__Aim of the task__
Look through the data for the string "моллюсков". Copy every line where it is found.

+++ Supplied material

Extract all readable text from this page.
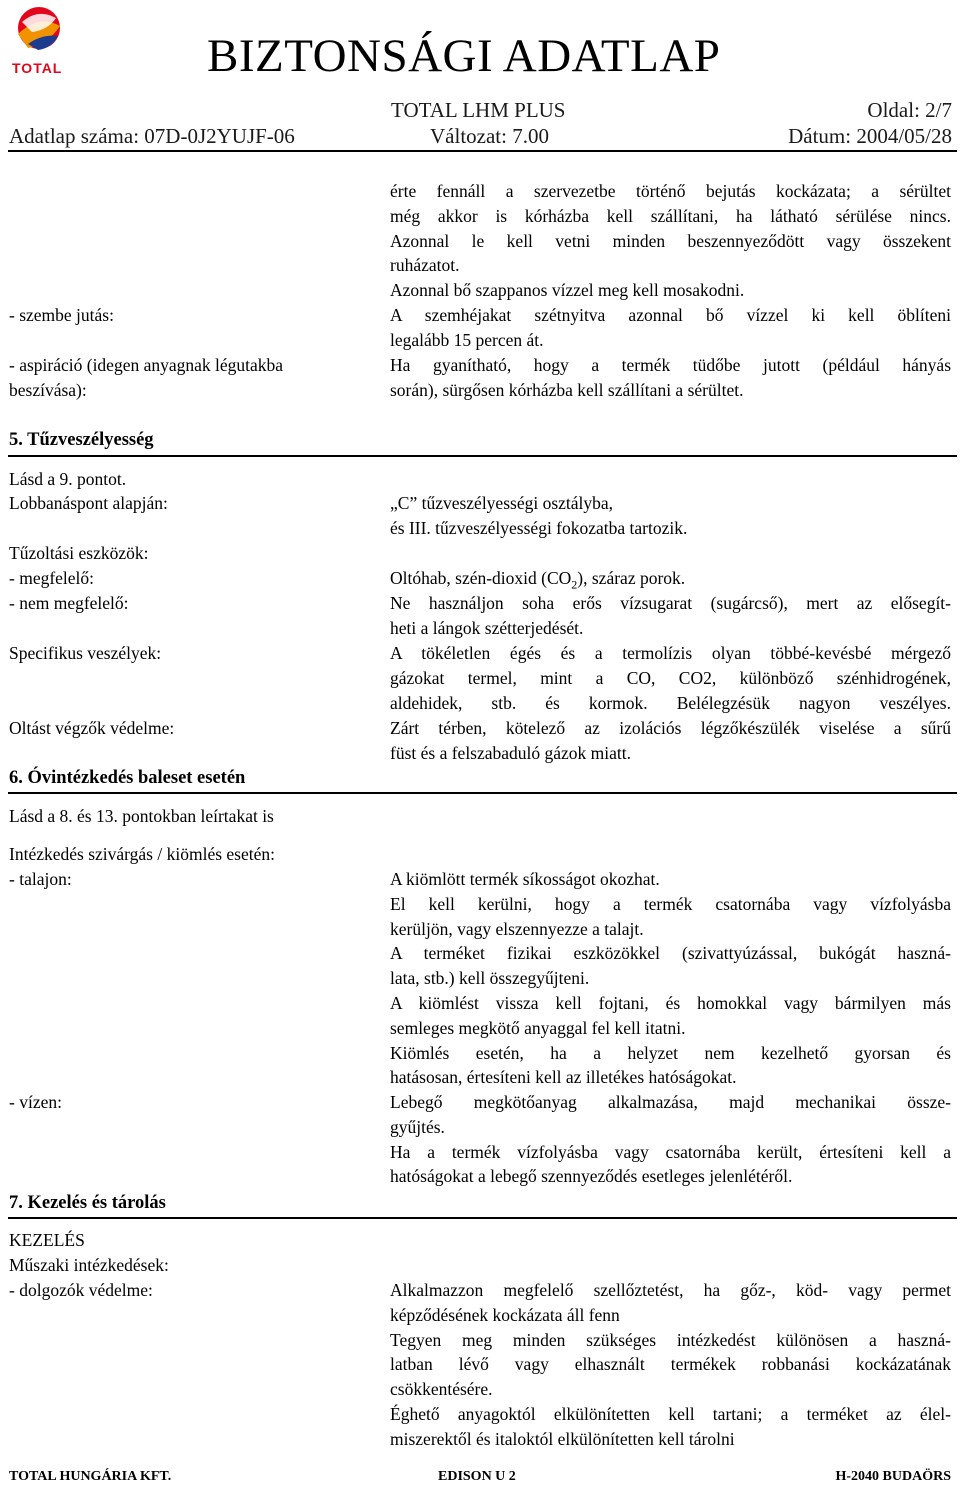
TOTAL	BIZTONSÁGI ADATLAP
TOTAL LHM PLUS	Oldal: 2/7
Adatlap száma: 07D-0J2YUJF-06	Változat: 7.00	Dátum: 2004/05/28
érte fennáll a szervezetbe történő bejutás kockázata; a sérültet
még akkor is kórházba kell szállítani, ha látható sérülése nincs.
Azonnal le kell vetni minden beszennyeződött vagy összekent
ruházatot.
Azonnal bő szappanos vízzel meg kell mosakodni.
- szembe jutás:	A szemhéjakat szétnyitva azonnal bő vízzel ki kell öblíteni
legalább 15 percen át.
- aspiráció (idegen anyagnak légutakba
beszívása):
Ha gyanítható, hogy a termék tüdőbe jutott (például hányás
során), sürgősen kórházba kell szállítani a sérültet.
5. Tűzveszélyesség
Lásd a 9. pontot.
Lobbanáspont alapján:	„C” tűzveszélyességi osztályba,
és III. tűzveszélyességi fokozatba tartozik.
Tűzoltási eszközök:
- megfelelő:	Oltóhab, szén-dioxid $(CO_2)$, száraz porok.
- nem megfelelő:	Ne használjon soha erős vízsugarat (sugárcső), mert az elősegít-
heti a lángok szétterjedését.
Specifikus veszélyek:	A tökéletlen égés és a termolízis olyan többé-kevésbé mérgező
gázokat termel, mint a CO, CO2, különböző szénhidrogének,
aldehidek, stb. és kormok. Belélegzésük nagyon veszélyes.
Oltást végzők védelme:	Zárt térben, kötelező az izolációs légzőkészülék viselése a sűrű
füst és a felszabaduló gázok miatt.
6. Óvintézkedés baleset esetén
Lásd a 8. és 13. pontokban leírtakat is
Intézkedés szivárgás / kiömlés esetén:
- talajon:	A kiömlött termék síkosságot okozhat.
El kell kerülni, hogy a termék csatornába vagy vízfolyásba
kerüljön, vagy elszennyezze a talajt.
A terméket fizikai eszközökkel (szivattyúzással, bukógát haszná-
lata, stb.) kell összegyűjteni.
A kiömlést vissza kell fojtani, és homokkal vagy bármilyen más
semleges megkötő anyaggal fel kell itatni.
Kiömlés esetén, ha a helyzet nem kezelhető gyorsan és
hatásosan, értesíteni kell az illetékes hatóságokat.
- vízen:	Lebegő megkötőanyag alkalmazása, majd mechanikai össze-
gyűjtés.
Ha a termék vízfolyásba vagy csatornába került, értesíteni kell a
hatóságokat a lebegő szennyeződés esetleges jelenlétéről.
7. Kezelés és tárolás
KEZELÉS
Műszaki intézkedések:
- dolgozók védelme:	Alkalmazzon megfelelő szellőztetést, ha gőz-, köd- vagy permet
képződésének kockázata áll fenn
Tegyen meg minden szükséges intézkedést különösen a haszná-
latban lévő vagy elhasznált termékek robbanási kockázatának
csökkentésére.
Éghető anyagoktól elkülönítetten kell tartani; a terméket az élel-
miszerektől és italoktól elkülönítetten kell tárolni
TOTAL HUNGÁRIA KFT.	EDISON U 2	H-2040 BUDAÖRS
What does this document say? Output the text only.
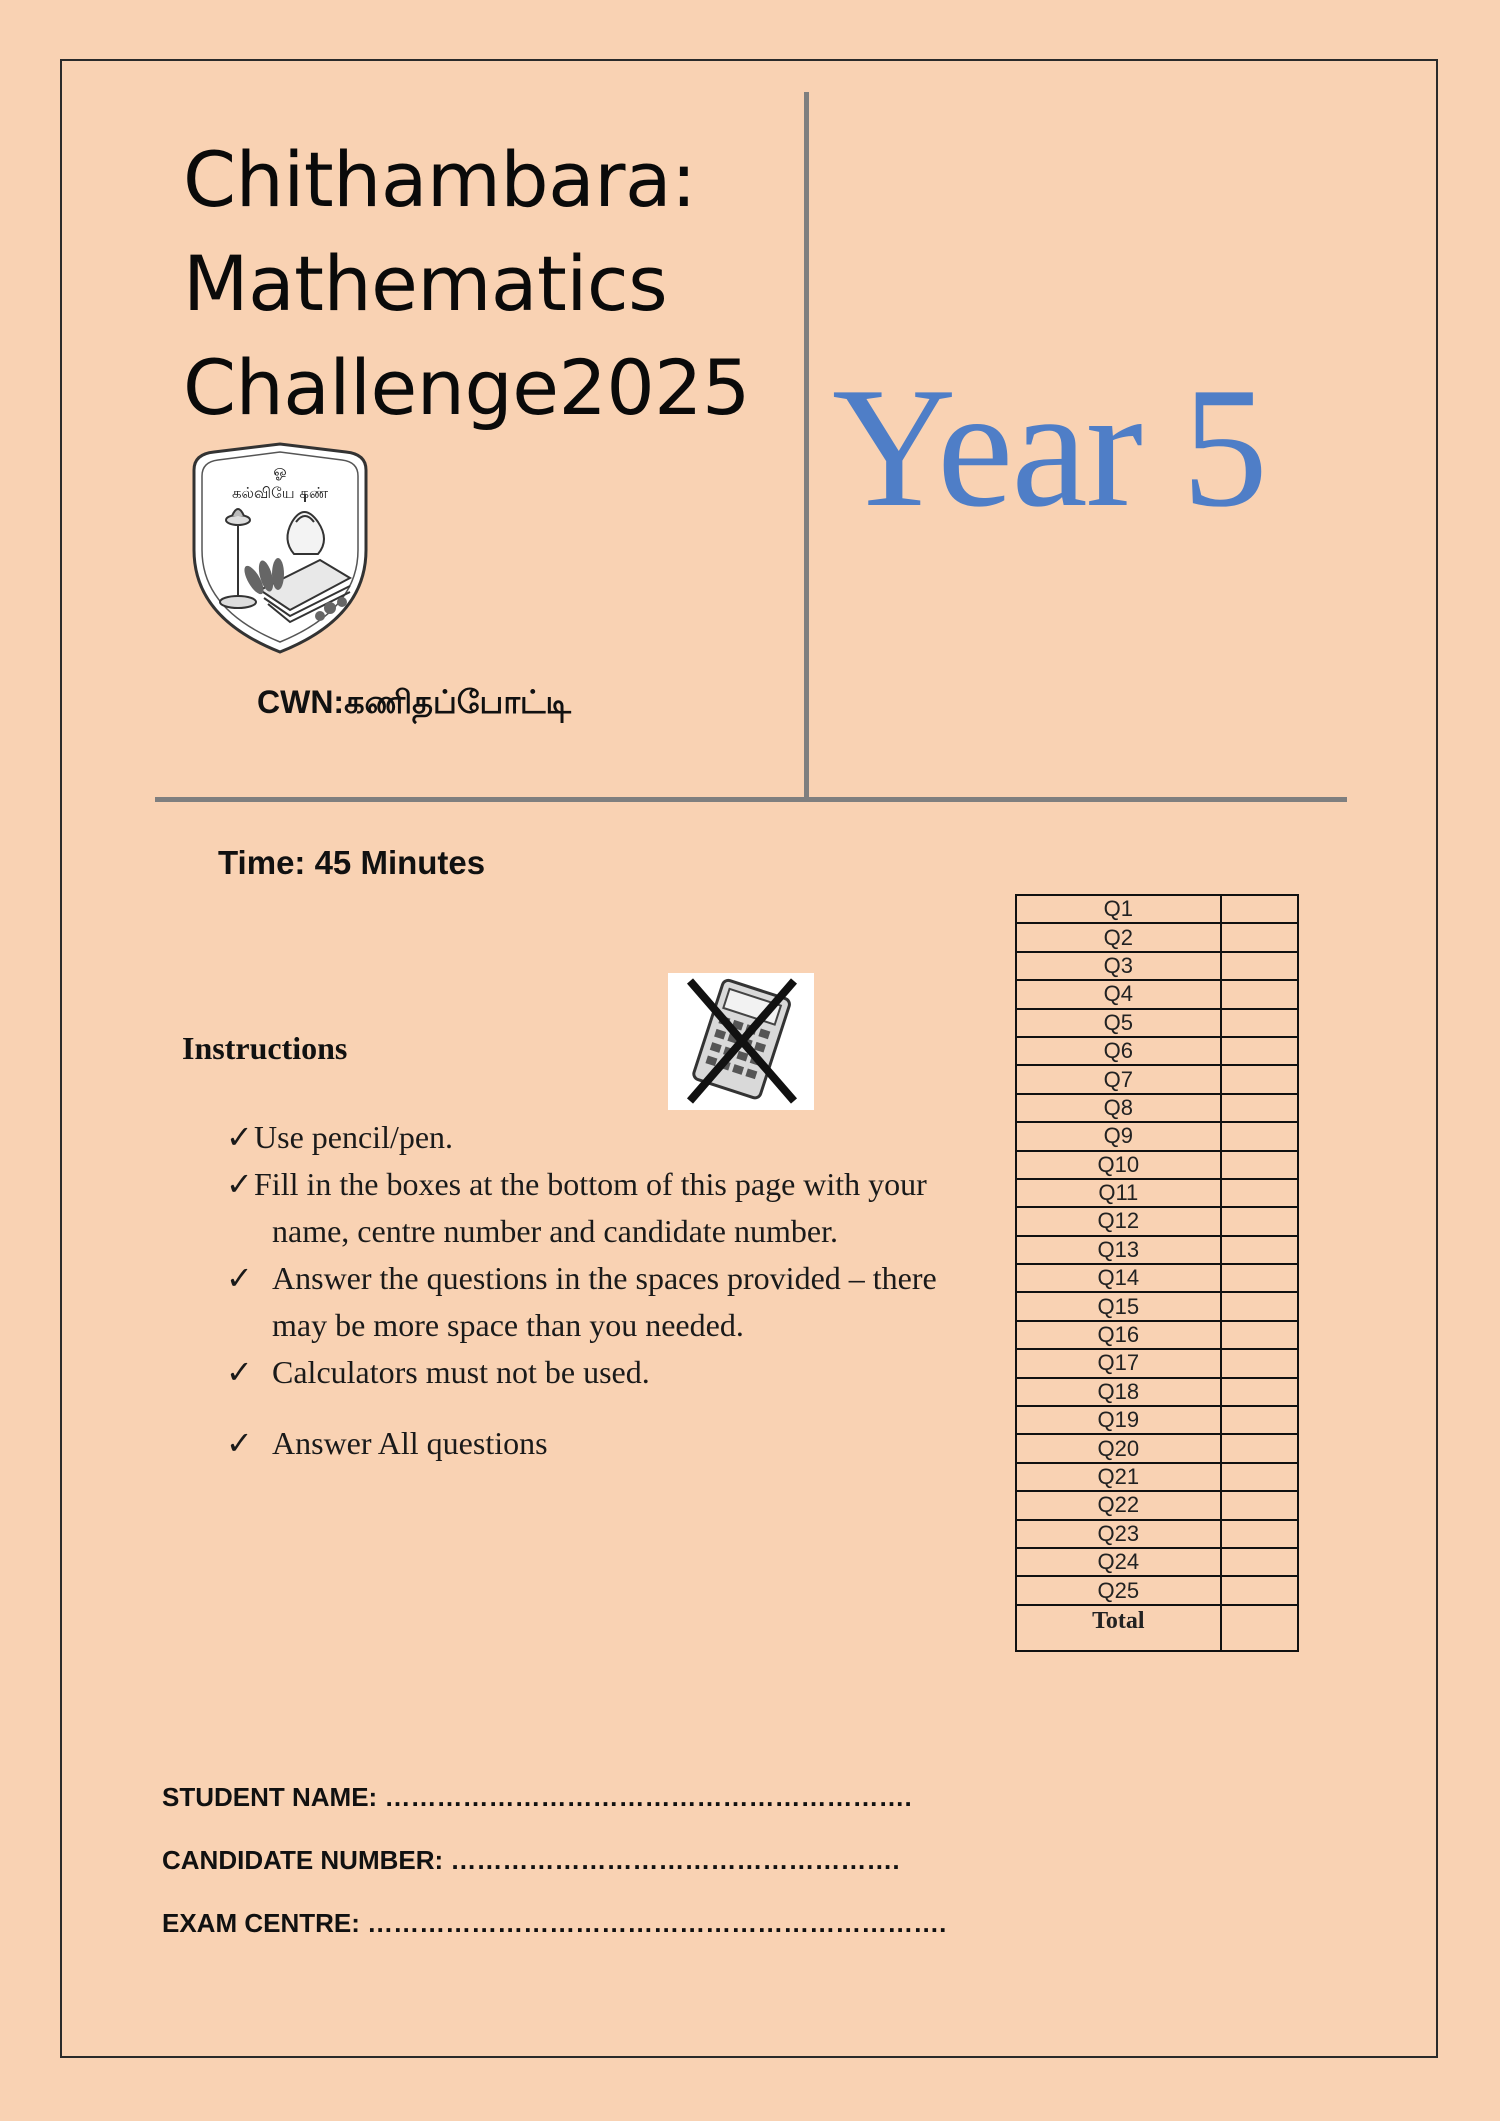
Chithambara:
Mathematics
Challenge2025 Year 5
ஓ
கல்வியே கண்
CWN:கணிதப்போட்டி
Time: 45 Minutes
Instructions
✓Use pencil/pen.
✓Fill in the boxes at the bottom of this page with your name, centre number and candidate number.
✓ Answer the questions in the spaces provided – there may be more space than you needed.
✓ Calculators must not be used.
✓ Answer All questions
Q1	
Q2	
Q3	
Q4	
Q5	
Q6	
Q7	
Q8	
Q9	
Q10	
Q11	
Q12	
Q13	
Q14	
Q15	
Q16	
Q17	
Q18	
Q19	
Q20	
Q21	
Q22	
Q23	
Q24	
Q25	
Total	
STUDENT NAME: …………………………………………………….
CANDIDATE NUMBER: …………………………………………….
EXAM CENTRE: ………………………………………………………….
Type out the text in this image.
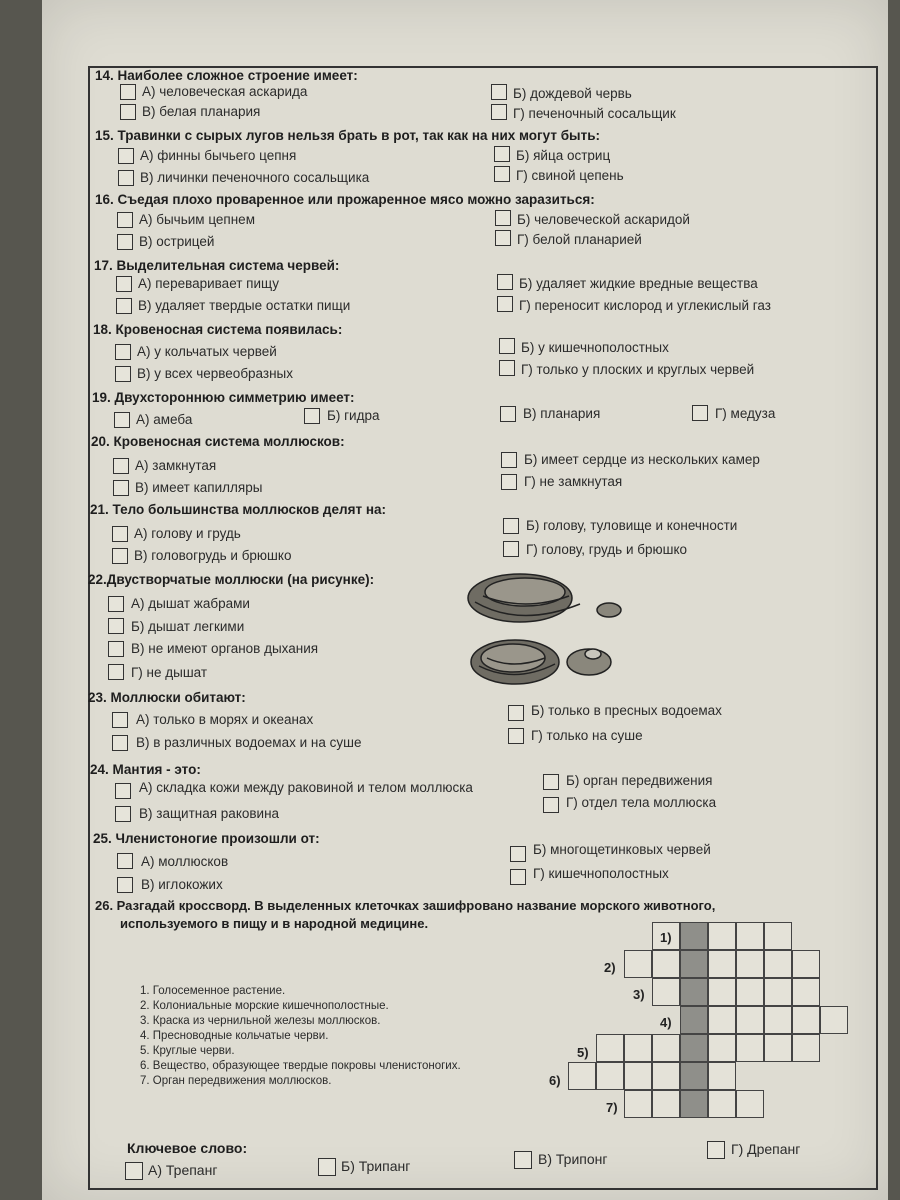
14. Наиболее сложное строение имеет:
А) человеческая аскарида	Б) дождевой червь
В) белая планария	Г) печеночный сосальщик
15. Травинки с сырых лугов нельзя брать в рот, так как на них могут быть:
А) финны бычьего цепня	Б) яйца остриц
В) личинки печеночного сосальщика	Г) свиной цепень
16. Съедая плохо проваренное или прожаренное мясо можно заразиться:
А) бычьим цепнем	Б) человеческой аскаридой
В) острицей	Г) белой планарией
17. Выделительная система червей:
А) переваривает пищу	Б) удаляет жидкие вредные вещества
В) удаляет твердые остатки пищи	Г) переносит кислород и углекислый газ
18. Кровеносная система появилась:
А) у кольчатых червей	Б) у кишечнополостных
В) у всех червеобразных	Г) только у плоских и круглых червей
19. Двухстороннюю симметрию имеет:
А) амеба	Б) гидра	В) планария	Г) медуза
20. Кровеносная система моллюсков:
А) замкнутая	Б) имеет сердце из нескольких камер
В) имеет капилляры	Г) не замкнутая
21. Тело большинства моллюсков делят на:
А) голову и грудь
Б) голову, туловище и конечности
В) головогрудь и брюшко	Г) голову, грудь и брюшко
22.Двустворчатые моллюски (на рисунке):
А) дышат жабрами
Б) дышат легкими
В) не имеют органов дыхания
Г) не дышат
23. Моллюски обитают:
А) только в морях и океанах
Б) только в пресных водоемах
В) в различных водоемах и на суше	Г) только на суше
24. Мантия - это:
А) складка кожи между раковиной и телом моллюска	Б) орган передвижения
В) защитная раковина
Г) отдел тела моллюска
25. Членистоногие произошли от:
А) моллюсков
Б) многощетинковых червей
В) иглокожих
Г) кишечнополостных
26. Разгадай кроссворд. В выделенных клеточках зашифровано название морского животного,
используемого в пищу и в народной медицине.
1. Голосеменное растение.
2. Колониальные морские кишечнополостные.
3. Краска из чернильной железы моллюсков.
4. Пресноводные кольчатые черви.
5. Круглые черви.
6. Вещество, образующее твердые покровы членистоногих.
7. Орган передвижения моллюсков.
1)
2)
3)
4)
5)
6)
7)
Ключевое слово:
А) Трепанг	Б) Трипанг	В) Трипонг
Г) Дрепанг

++++++

__Exercise response__
20. Кровеносная система моллюсков:
21. Тело большинства моллюсков делят на:
А) моллюсков
3. Краска из чернильной железы моллюсков.
7. Орган передвижения моллюсков.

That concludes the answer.